-- Start of Data supplied --

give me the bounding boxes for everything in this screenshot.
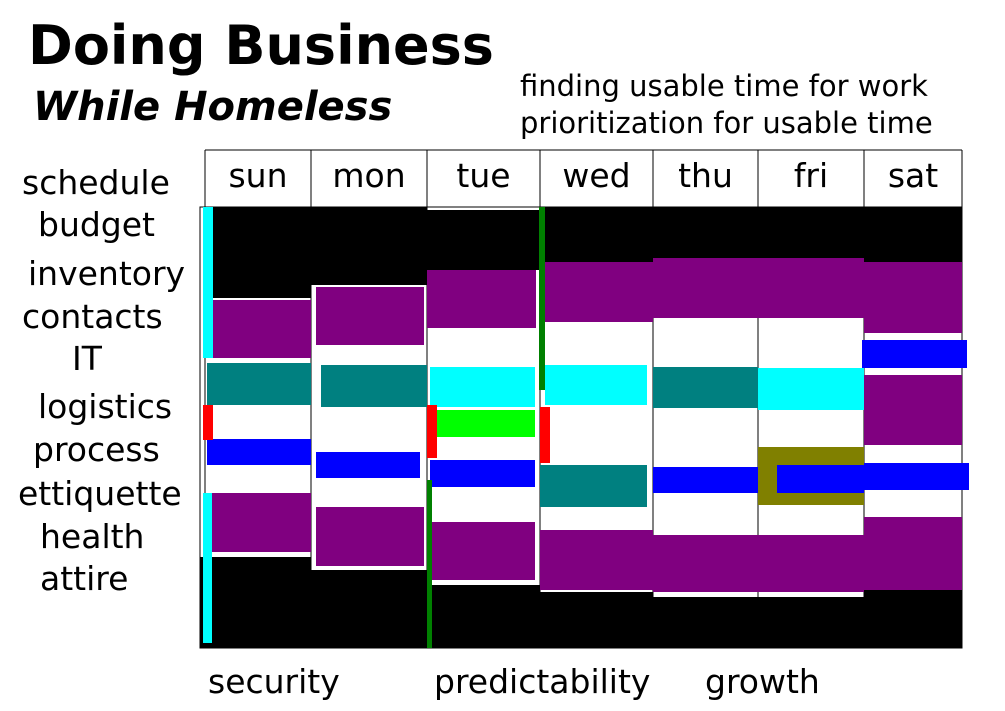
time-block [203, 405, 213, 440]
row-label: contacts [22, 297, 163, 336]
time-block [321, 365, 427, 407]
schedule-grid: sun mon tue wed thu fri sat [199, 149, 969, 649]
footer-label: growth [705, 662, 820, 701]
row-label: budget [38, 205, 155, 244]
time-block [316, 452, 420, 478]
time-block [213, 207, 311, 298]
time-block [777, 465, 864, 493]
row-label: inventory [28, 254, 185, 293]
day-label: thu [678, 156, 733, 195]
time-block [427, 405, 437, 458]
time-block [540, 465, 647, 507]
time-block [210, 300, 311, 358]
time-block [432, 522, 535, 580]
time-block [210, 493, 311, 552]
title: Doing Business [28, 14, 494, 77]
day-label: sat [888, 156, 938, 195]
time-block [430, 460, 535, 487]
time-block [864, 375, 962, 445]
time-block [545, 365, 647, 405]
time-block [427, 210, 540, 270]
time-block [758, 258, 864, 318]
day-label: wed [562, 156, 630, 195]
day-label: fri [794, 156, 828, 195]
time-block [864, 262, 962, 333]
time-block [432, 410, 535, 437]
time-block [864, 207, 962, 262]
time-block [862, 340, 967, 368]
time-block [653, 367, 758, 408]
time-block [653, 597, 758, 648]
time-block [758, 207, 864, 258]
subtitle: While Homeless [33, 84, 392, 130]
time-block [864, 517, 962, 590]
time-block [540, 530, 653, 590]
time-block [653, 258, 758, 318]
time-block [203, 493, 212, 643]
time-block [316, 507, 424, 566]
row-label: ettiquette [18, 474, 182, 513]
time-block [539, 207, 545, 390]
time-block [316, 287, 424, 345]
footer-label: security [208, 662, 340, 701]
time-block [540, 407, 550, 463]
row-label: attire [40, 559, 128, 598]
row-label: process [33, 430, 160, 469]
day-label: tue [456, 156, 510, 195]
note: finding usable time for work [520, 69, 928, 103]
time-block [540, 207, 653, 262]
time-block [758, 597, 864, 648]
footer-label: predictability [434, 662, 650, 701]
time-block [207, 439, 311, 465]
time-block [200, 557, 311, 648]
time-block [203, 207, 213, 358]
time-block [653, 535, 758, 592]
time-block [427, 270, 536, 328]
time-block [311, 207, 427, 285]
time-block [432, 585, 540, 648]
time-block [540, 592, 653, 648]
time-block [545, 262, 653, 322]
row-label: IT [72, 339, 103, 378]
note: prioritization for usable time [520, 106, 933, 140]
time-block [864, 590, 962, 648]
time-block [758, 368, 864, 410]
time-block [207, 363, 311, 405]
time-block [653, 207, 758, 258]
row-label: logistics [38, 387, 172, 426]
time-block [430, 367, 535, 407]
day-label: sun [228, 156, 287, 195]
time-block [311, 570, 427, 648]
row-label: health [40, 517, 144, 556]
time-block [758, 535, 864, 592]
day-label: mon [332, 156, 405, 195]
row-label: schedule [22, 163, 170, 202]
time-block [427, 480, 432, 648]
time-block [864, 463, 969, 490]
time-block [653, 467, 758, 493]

-- End of Data supplied --

Short exercise:
Could you reproduce all the items above, replacing each "row-label" with "category-label", keeping everything else the same, and omitting the pictures?

Answer:
give me the bounding boxes for everything in this screenshot.
time-block [203, 405, 213, 440]
category-label: contacts [22, 297, 163, 336]
time-block [321, 365, 427, 407]
schedule-grid: sun mon tue wed thu fri sat [199, 149, 969, 649]
footer-label: growth [705, 662, 820, 701]
category-label: budget [38, 205, 155, 244]
time-block [316, 452, 420, 478]
time-block [213, 207, 311, 298]
time-block [777, 465, 864, 493]
category-label: inventory [28, 254, 185, 293]
day-label: thu [678, 156, 733, 195]
time-block [427, 405, 437, 458]
time-block [540, 465, 647, 507]
time-block [210, 300, 311, 358]
time-block [432, 522, 535, 580]
time-block [210, 493, 311, 552]
title: Doing Business [28, 14, 494, 77]
day-label: sat [888, 156, 938, 195]
time-block [430, 460, 535, 487]
time-block [864, 375, 962, 445]
time-block [545, 365, 647, 405]
time-block [427, 210, 540, 270]
time-block [758, 258, 864, 318]
day-label: wed [562, 156, 630, 195]
day-label: fri [794, 156, 828, 195]
time-block [864, 262, 962, 333]
time-block [432, 410, 535, 437]
time-block [864, 207, 962, 262]
time-block [862, 340, 967, 368]
time-block [653, 367, 758, 408]
time-block [653, 597, 758, 648]
time-block [758, 207, 864, 258]
subtitle: While Homeless [33, 84, 392, 130]
time-block [864, 517, 962, 590]
time-block [540, 530, 653, 590]
time-block [653, 258, 758, 318]
time-block [203, 493, 212, 643]
time-block [316, 507, 424, 566]
category-label: ettiquette [18, 474, 182, 513]
time-block [539, 207, 545, 390]
time-block [316, 287, 424, 345]
footer-label: security [208, 662, 340, 701]
time-block [540, 407, 550, 463]
category-label: attire [40, 559, 128, 598]
category-label: process [33, 430, 160, 469]
day-label: tue [456, 156, 510, 195]
note: finding usable time for work [520, 69, 928, 103]
time-block [540, 207, 653, 262]
time-block [758, 597, 864, 648]
footer-label: predictability [434, 662, 650, 701]
time-block [207, 439, 311, 465]
time-block [200, 557, 311, 648]
time-block [203, 207, 213, 358]
time-block [653, 535, 758, 592]
time-block [427, 270, 536, 328]
time-block [311, 207, 427, 285]
time-block [432, 585, 540, 648]
time-block [540, 592, 653, 648]
time-block [545, 262, 653, 322]
category-label: IT [72, 339, 103, 378]
note: prioritization for usable time [520, 106, 933, 140]
time-block [864, 590, 962, 648]
time-block [758, 368, 864, 410]
time-block [207, 363, 311, 405]
time-block [653, 207, 758, 258]
category-label: logistics [38, 387, 172, 426]
time-block [430, 367, 535, 407]
day-label: sun [228, 156, 287, 195]
time-block [311, 570, 427, 648]
category-label: health [40, 517, 144, 556]
time-block [758, 535, 864, 592]
day-label: mon [332, 156, 405, 195]
category-label: schedule [22, 163, 170, 202]
time-block [427, 480, 432, 648]
time-block [864, 463, 969, 490]
time-block [653, 467, 758, 493]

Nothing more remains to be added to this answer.